Job: Count every line of these entries that holds the word "mean", and reply with the number only.

Record extracts:
::::
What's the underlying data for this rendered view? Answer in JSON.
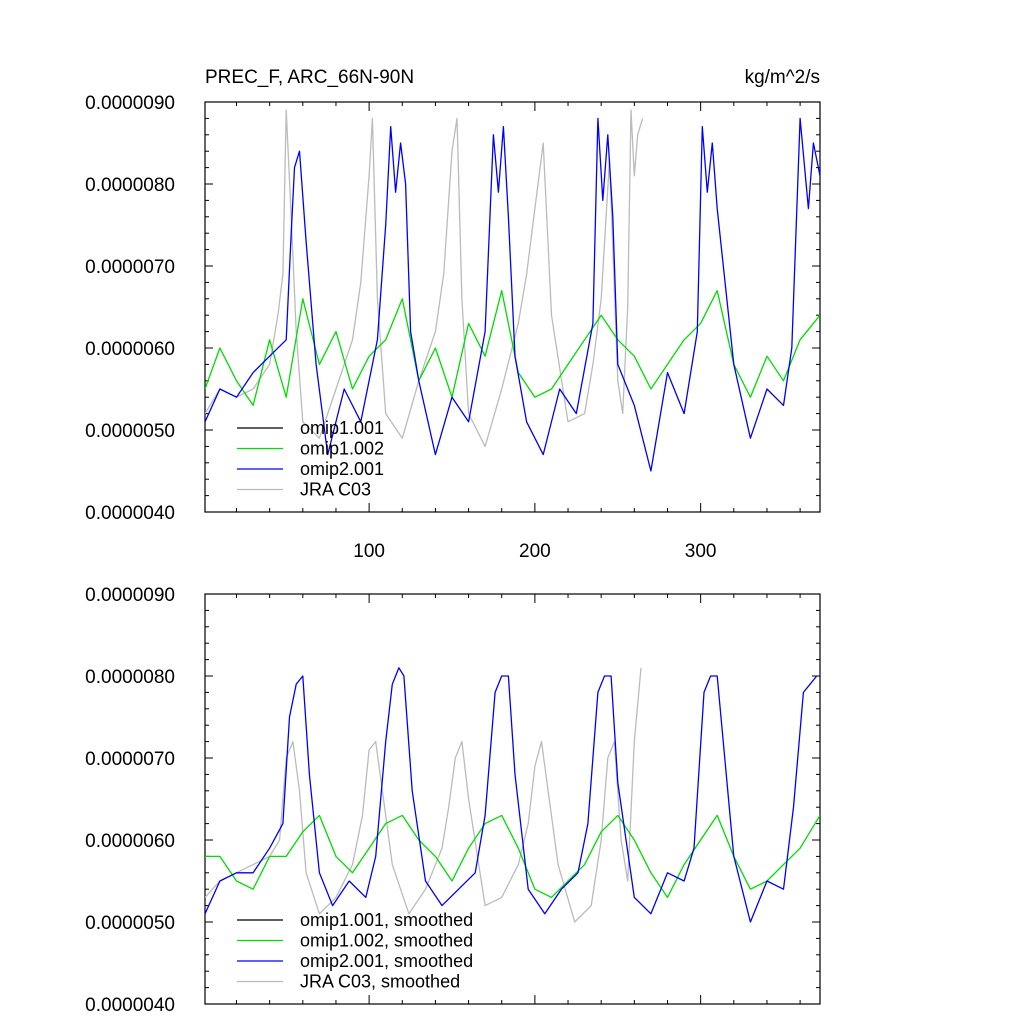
{
  "header": {
    "title": "PREC_F, ARC_66N-90N",
    "units": "kg/m^2/s"
  },
  "colors": {
    "omip1_001": "#000000",
    "omip1_002": "#00dd00",
    "omip2_001": "#0000ff",
    "jra_c03": "#bbbbbb"
  },
  "chart_data": [
    {
      "type": "line",
      "panel": "top",
      "title": "PREC_F, ARC_66N-90N",
      "units": "kg/m^2/s",
      "ylim": [
        4e-06,
        9e-06
      ],
      "xlim": [
        1,
        372
      ],
      "y_ticks": [
        4e-06,
        5e-06,
        6e-06,
        7e-06,
        8e-06,
        9e-06
      ],
      "y_tick_labels": [
        "0.0000040",
        "0.0000050",
        "0.0000060",
        "0.0000070",
        "0.0000080",
        "0.0000090"
      ],
      "x_ticks": [
        100,
        200,
        300
      ],
      "x_tick_labels": [
        "100",
        "200",
        "300"
      ],
      "legend": {
        "placement": "bottom-left",
        "entries": [
          "omip1.001",
          "omip1.002",
          "omip2.001",
          "JRA C03"
        ]
      },
      "series": [
        {
          "name": "omip1.001",
          "color": "#000000",
          "x": [
            1,
            372
          ],
          "values": [
            null,
            null
          ]
        },
        {
          "name": "omip1.002",
          "color": "#00dd00",
          "x": [
            1,
            10,
            20,
            30,
            40,
            50,
            60,
            70,
            80,
            90,
            100,
            110,
            120,
            130,
            140,
            150,
            160,
            170,
            180,
            190,
            200,
            210,
            220,
            230,
            240,
            250,
            260,
            270,
            280,
            290,
            300,
            310,
            320,
            330,
            340,
            350,
            360,
            372
          ],
          "values": [
            5.5e-06,
            6e-06,
            5.6e-06,
            5.3e-06,
            6.1e-06,
            5.4e-06,
            6.6e-06,
            5.8e-06,
            6.2e-06,
            5.5e-06,
            5.9e-06,
            6.1e-06,
            6.6e-06,
            5.6e-06,
            6e-06,
            5.4e-06,
            6.3e-06,
            5.9e-06,
            6.7e-06,
            5.7e-06,
            5.4e-06,
            5.5e-06,
            5.8e-06,
            6.1e-06,
            6.4e-06,
            6.1e-06,
            5.9e-06,
            5.5e-06,
            5.8e-06,
            6.1e-06,
            6.3e-06,
            6.7e-06,
            5.8e-06,
            5.4e-06,
            5.9e-06,
            5.6e-06,
            6.1e-06,
            6.4e-06
          ]
        },
        {
          "name": "omip2.001",
          "color": "#0000ff",
          "x": [
            1,
            10,
            20,
            30,
            40,
            50,
            53,
            55,
            58,
            62,
            68,
            75,
            85,
            95,
            105,
            110,
            113,
            116,
            119,
            122,
            125,
            130,
            140,
            150,
            160,
            170,
            175,
            178,
            181,
            184,
            188,
            195,
            205,
            215,
            225,
            235,
            238,
            241,
            244,
            247,
            250,
            260,
            270,
            280,
            290,
            298,
            301,
            304,
            307,
            310,
            320,
            330,
            340,
            350,
            355,
            360,
            365,
            368,
            372
          ],
          "values": [
            5.1e-06,
            5.5e-06,
            5.4e-06,
            5.7e-06,
            5.9e-06,
            6.1e-06,
            7.4e-06,
            8.2e-06,
            8.4e-06,
            7.3e-06,
            5.8e-06,
            4.7e-06,
            5.5e-06,
            5.1e-06,
            6.1e-06,
            7.5e-06,
            8.7e-06,
            7.9e-06,
            8.5e-06,
            8e-06,
            6.2e-06,
            5.6e-06,
            4.7e-06,
            5.4e-06,
            5.1e-06,
            6.2e-06,
            8.6e-06,
            7.9e-06,
            8.7e-06,
            7.6e-06,
            5.9e-06,
            5.1e-06,
            4.7e-06,
            5.5e-06,
            5.2e-06,
            6.3e-06,
            8.8e-06,
            7.8e-06,
            8.6e-06,
            7.6e-06,
            5.8e-06,
            5.3e-06,
            4.5e-06,
            5.7e-06,
            5.2e-06,
            6.2e-06,
            8.7e-06,
            7.9e-06,
            8.5e-06,
            7.7e-06,
            5.8e-06,
            4.9e-06,
            5.5e-06,
            5.3e-06,
            6e-06,
            8.8e-06,
            7.7e-06,
            8.5e-06,
            8.1e-06
          ]
        },
        {
          "name": "JRA C03",
          "color": "#bbbbbb",
          "x": [
            1,
            10,
            20,
            30,
            40,
            45,
            48,
            50,
            53,
            56,
            60,
            70,
            80,
            90,
            95,
            100,
            102,
            105,
            110,
            120,
            130,
            140,
            145,
            150,
            153,
            156,
            160,
            170,
            180,
            190,
            195,
            200,
            205,
            210,
            220,
            230,
            235,
            240,
            245,
            250,
            253,
            256,
            258,
            260,
            262,
            265
          ],
          "values": [
            5.2e-06,
            5.5e-06,
            5.4e-06,
            5.5e-06,
            5.8e-06,
            6.4e-06,
            6.9e-06,
            8.9e-06,
            7.6e-06,
            6.2e-06,
            5.1e-06,
            4.9e-06,
            5.5e-06,
            6.1e-06,
            6.8e-06,
            8.1e-06,
            8.8e-06,
            6.6e-06,
            5.2e-06,
            4.9e-06,
            5.6e-06,
            6.2e-06,
            6.9e-06,
            8.4e-06,
            8.8e-06,
            6.6e-06,
            5.2e-06,
            4.8e-06,
            5.5e-06,
            6.3e-06,
            6.9e-06,
            7.7e-06,
            8.5e-06,
            6.4e-06,
            5.1e-06,
            5.2e-06,
            5.8e-06,
            6.6e-06,
            8.3e-06,
            5.6e-06,
            5.2e-06,
            6.5e-06,
            8.9e-06,
            8.1e-06,
            8.6e-06,
            8.8e-06
          ]
        }
      ]
    },
    {
      "type": "line",
      "panel": "bottom",
      "ylim": [
        4e-06,
        9e-06
      ],
      "xlim": [
        1,
        372
      ],
      "y_ticks": [
        4e-06,
        5e-06,
        6e-06,
        7e-06,
        8e-06,
        9e-06
      ],
      "y_tick_labels": [
        "0.0000040",
        "0.0000050",
        "0.0000060",
        "0.0000070",
        "0.0000080",
        "0.0000090"
      ],
      "x_ticks": [
        100,
        200,
        300
      ],
      "legend": {
        "placement": "bottom-left",
        "entries": [
          "omip1.001, smoothed",
          "omip1.002, smoothed",
          "omip2.001, smoothed",
          "JRA C03, smoothed"
        ]
      },
      "series": [
        {
          "name": "omip1.001, smoothed",
          "color": "#000000",
          "x": [
            1,
            372
          ],
          "values": [
            null,
            null
          ]
        },
        {
          "name": "omip1.002, smoothed",
          "color": "#00dd00",
          "x": [
            1,
            10,
            20,
            30,
            40,
            50,
            60,
            70,
            80,
            90,
            100,
            110,
            120,
            130,
            140,
            150,
            160,
            170,
            180,
            190,
            200,
            210,
            220,
            230,
            240,
            250,
            260,
            270,
            280,
            290,
            300,
            310,
            320,
            330,
            340,
            350,
            360,
            372
          ],
          "values": [
            5.8e-06,
            5.8e-06,
            5.5e-06,
            5.4e-06,
            5.8e-06,
            5.8e-06,
            6.1e-06,
            6.3e-06,
            5.8e-06,
            5.6e-06,
            5.9e-06,
            6.2e-06,
            6.3e-06,
            6e-06,
            5.8e-06,
            5.5e-06,
            5.9e-06,
            6.2e-06,
            6.3e-06,
            5.9e-06,
            5.4e-06,
            5.3e-06,
            5.5e-06,
            5.7e-06,
            6.1e-06,
            6.3e-06,
            6e-06,
            5.6e-06,
            5.3e-06,
            5.7e-06,
            6e-06,
            6.3e-06,
            5.8e-06,
            5.4e-06,
            5.5e-06,
            5.7e-06,
            5.9e-06,
            6.3e-06
          ]
        },
        {
          "name": "omip2.001, smoothed",
          "color": "#0000ff",
          "x": [
            1,
            10,
            20,
            30,
            40,
            48,
            52,
            56,
            60,
            64,
            70,
            78,
            88,
            98,
            104,
            110,
            114,
            118,
            121,
            126,
            134,
            144,
            154,
            164,
            170,
            176,
            180,
            184,
            188,
            196,
            206,
            216,
            226,
            232,
            238,
            242,
            246,
            250,
            260,
            270,
            280,
            290,
            296,
            302,
            306,
            310,
            320,
            330,
            340,
            350,
            356,
            362,
            366,
            370
          ],
          "values": [
            5.1e-06,
            5.5e-06,
            5.6e-06,
            5.6e-06,
            5.9e-06,
            6.2e-06,
            7.5e-06,
            7.9e-06,
            8e-06,
            6.8e-06,
            5.6e-06,
            5.2e-06,
            5.5e-06,
            5.3e-06,
            5.8e-06,
            7.2e-06,
            7.9e-06,
            8.1e-06,
            8e-06,
            6.6e-06,
            5.5e-06,
            5.2e-06,
            5.4e-06,
            5.6e-06,
            6.3e-06,
            7.8e-06,
            8e-06,
            8e-06,
            6.8e-06,
            5.4e-06,
            5.1e-06,
            5.4e-06,
            5.6e-06,
            6.2e-06,
            7.8e-06,
            8e-06,
            8e-06,
            6.7e-06,
            5.3e-06,
            5.1e-06,
            5.6e-06,
            5.5e-06,
            5.9e-06,
            7.8e-06,
            8e-06,
            8e-06,
            5.8e-06,
            5e-06,
            5.5e-06,
            5.4e-06,
            6.4e-06,
            7.8e-06,
            7.9e-06,
            8e-06
          ]
        },
        {
          "name": "JRA C03, smoothed",
          "color": "#bbbbbb",
          "x": [
            1,
            10,
            20,
            30,
            40,
            46,
            50,
            54,
            58,
            62,
            70,
            80,
            90,
            96,
            100,
            104,
            108,
            114,
            124,
            134,
            144,
            148,
            152,
            156,
            160,
            170,
            180,
            190,
            196,
            200,
            204,
            208,
            214,
            224,
            234,
            240,
            244,
            248,
            252,
            256,
            260,
            264
          ],
          "values": [
            5.3e-06,
            5.5e-06,
            5.6e-06,
            5.7e-06,
            5.8e-06,
            6e-06,
            7e-06,
            7.2e-06,
            6.6e-06,
            5.6e-06,
            5.1e-06,
            5.3e-06,
            5.7e-06,
            6.3e-06,
            7.1e-06,
            7.2e-06,
            6.6e-06,
            5.7e-06,
            5.1e-06,
            5.4e-06,
            5.9e-06,
            6.4e-06,
            7e-06,
            7.2e-06,
            6.5e-06,
            5.2e-06,
            5.3e-06,
            5.7e-06,
            6.2e-06,
            6.9e-06,
            7.2e-06,
            6.6e-06,
            5.7e-06,
            5e-06,
            5.2e-06,
            6e-06,
            7e-06,
            7.2e-06,
            6e-06,
            5.5e-06,
            7.2e-06,
            8.1e-06
          ]
        }
      ]
    }
  ]
}
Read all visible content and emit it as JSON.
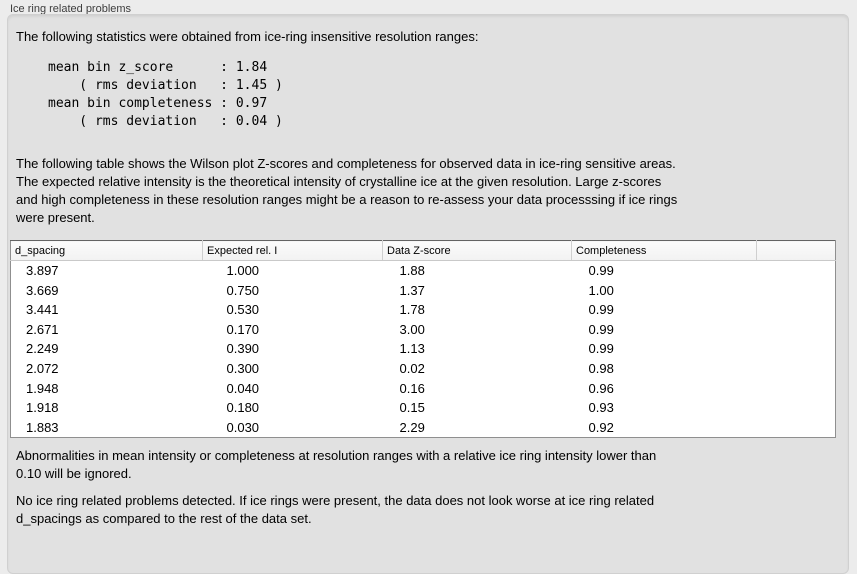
{
  "panel": {
    "title": "Ice ring related problems"
  },
  "stats": {
    "intro": "The following statistics were obtained from ice-ring insensitive resolution ranges:",
    "block": "mean bin z_score      : 1.84\n    ( rms deviation   : 1.45 )\nmean bin completeness : 0.97\n    ( rms deviation   : 0.04 )"
  },
  "table_intro": "The following table shows the Wilson plot Z-scores and completeness for observed data in ice-ring sensitive areas.\nThe expected relative intensity is the theoretical intensity of crystalline ice at the given resolution. Large z-scores\nand high completeness in these resolution ranges might be a reason to re-assess your data processsing if ice rings\nwere present.",
  "table": {
    "columns": [
      "d_spacing",
      "Expected rel. I",
      "Data Z-score",
      "Completeness",
      ""
    ],
    "rows": [
      [
        "3.897",
        "1.000",
        "1.88",
        "0.99"
      ],
      [
        "3.669",
        "0.750",
        "1.37",
        "1.00"
      ],
      [
        "3.441",
        "0.530",
        "1.78",
        "0.99"
      ],
      [
        "2.671",
        "0.170",
        "3.00",
        "0.99"
      ],
      [
        "2.249",
        "0.390",
        "1.13",
        "0.99"
      ],
      [
        "2.072",
        "0.300",
        "0.02",
        "0.98"
      ],
      [
        "1.948",
        "0.040",
        "0.16",
        "0.96"
      ],
      [
        "1.918",
        "0.180",
        "0.15",
        "0.93"
      ],
      [
        "1.883",
        "0.030",
        "2.29",
        "0.92"
      ]
    ]
  },
  "notes": {
    "ignored": "Abnormalities in mean intensity or completeness at resolution ranges with a relative ice ring intensity lower than\n0.10 will be ignored.",
    "conclusion": "No ice ring related problems detected. If ice rings were present, the data does not look worse at ice ring related\nd_spacings as compared to the rest of the data set."
  },
  "colors": {
    "window_bg": "#ececec",
    "groupbox_bg": "#e1e1e1",
    "table_bg": "#ffffff",
    "table_border": "#8f8f8f",
    "table_header_bg": "#f6f6f6"
  }
}
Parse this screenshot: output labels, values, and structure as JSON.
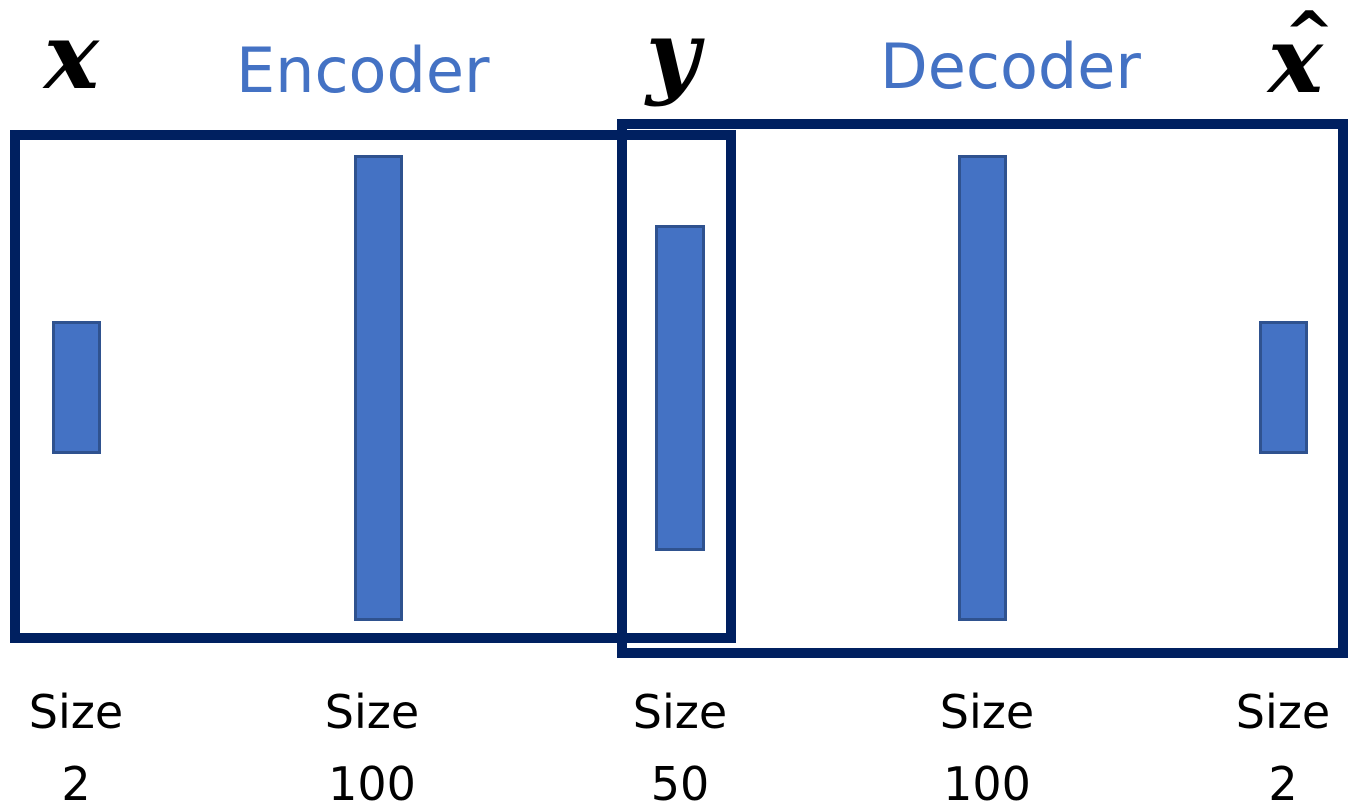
{
  "labels": {
    "input": "x",
    "latent": "y",
    "output": "x",
    "output_hat": "^",
    "encoder": "Encoder",
    "decoder": "Decoder"
  },
  "layers": [
    {
      "size_word": "Size",
      "size_value": "2"
    },
    {
      "size_word": "Size",
      "size_value": "100"
    },
    {
      "size_word": "Size",
      "size_value": "50"
    },
    {
      "size_word": "Size",
      "size_value": "100"
    },
    {
      "size_word": "Size",
      "size_value": "2"
    }
  ],
  "colors": {
    "frame": "#002060",
    "layer_fill": "#4472c4",
    "layer_border": "#2f528f",
    "title_text": "#4472c4"
  }
}
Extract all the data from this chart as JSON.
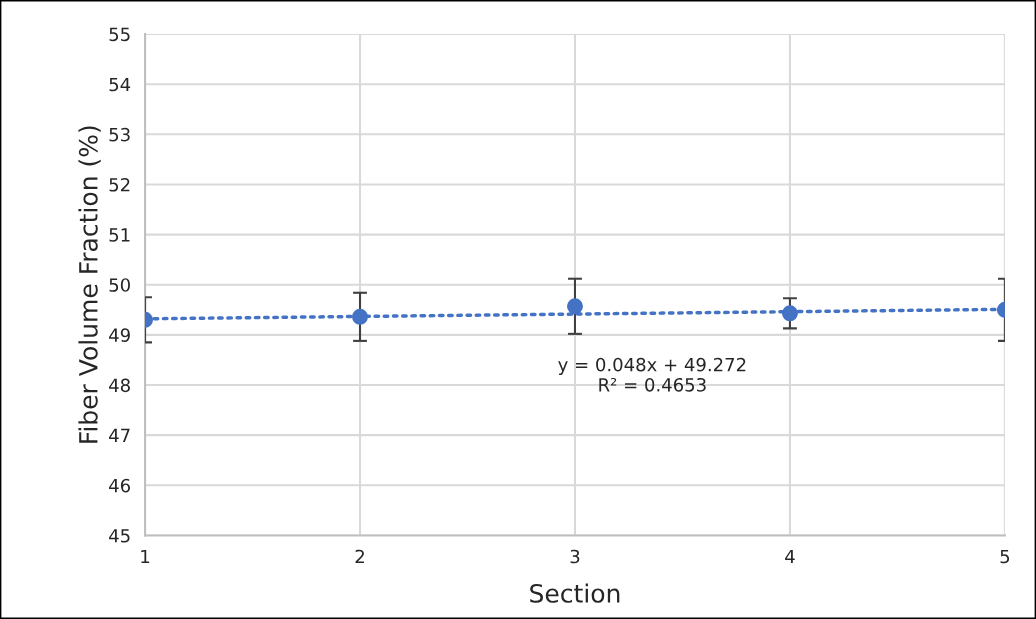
{
  "chart_data": {
    "type": "scatter",
    "xlabel": "Section",
    "ylabel": "Fiber Volume Fraction (%)",
    "x": [
      1,
      2,
      3,
      4,
      5
    ],
    "series": [
      {
        "color": "#4472c4",
        "marker": "circle",
        "values": [
          49.3,
          49.36,
          49.57,
          49.43,
          49.5
        ],
        "errors": [
          0.45,
          0.48,
          0.55,
          0.3,
          0.62
        ]
      },
      {
        "type": "line",
        "color": "#4472c4",
        "line_style": "dotted",
        "marker": "none",
        "x": [
          1,
          5
        ],
        "values": [
          49.32,
          49.51
        ]
      }
    ],
    "annotations": [
      "y = 0.048x + 49.272\nR² = 0.4653"
    ],
    "xlim": [
      1,
      5
    ],
    "xticks": [
      1,
      2,
      3,
      4,
      5
    ],
    "ylim": [
      45,
      55
    ],
    "yticks": [
      45,
      46,
      47,
      48,
      49,
      50,
      51,
      52,
      53,
      54,
      55
    ],
    "grid": true
  }
}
::::
Answer to the problem: 2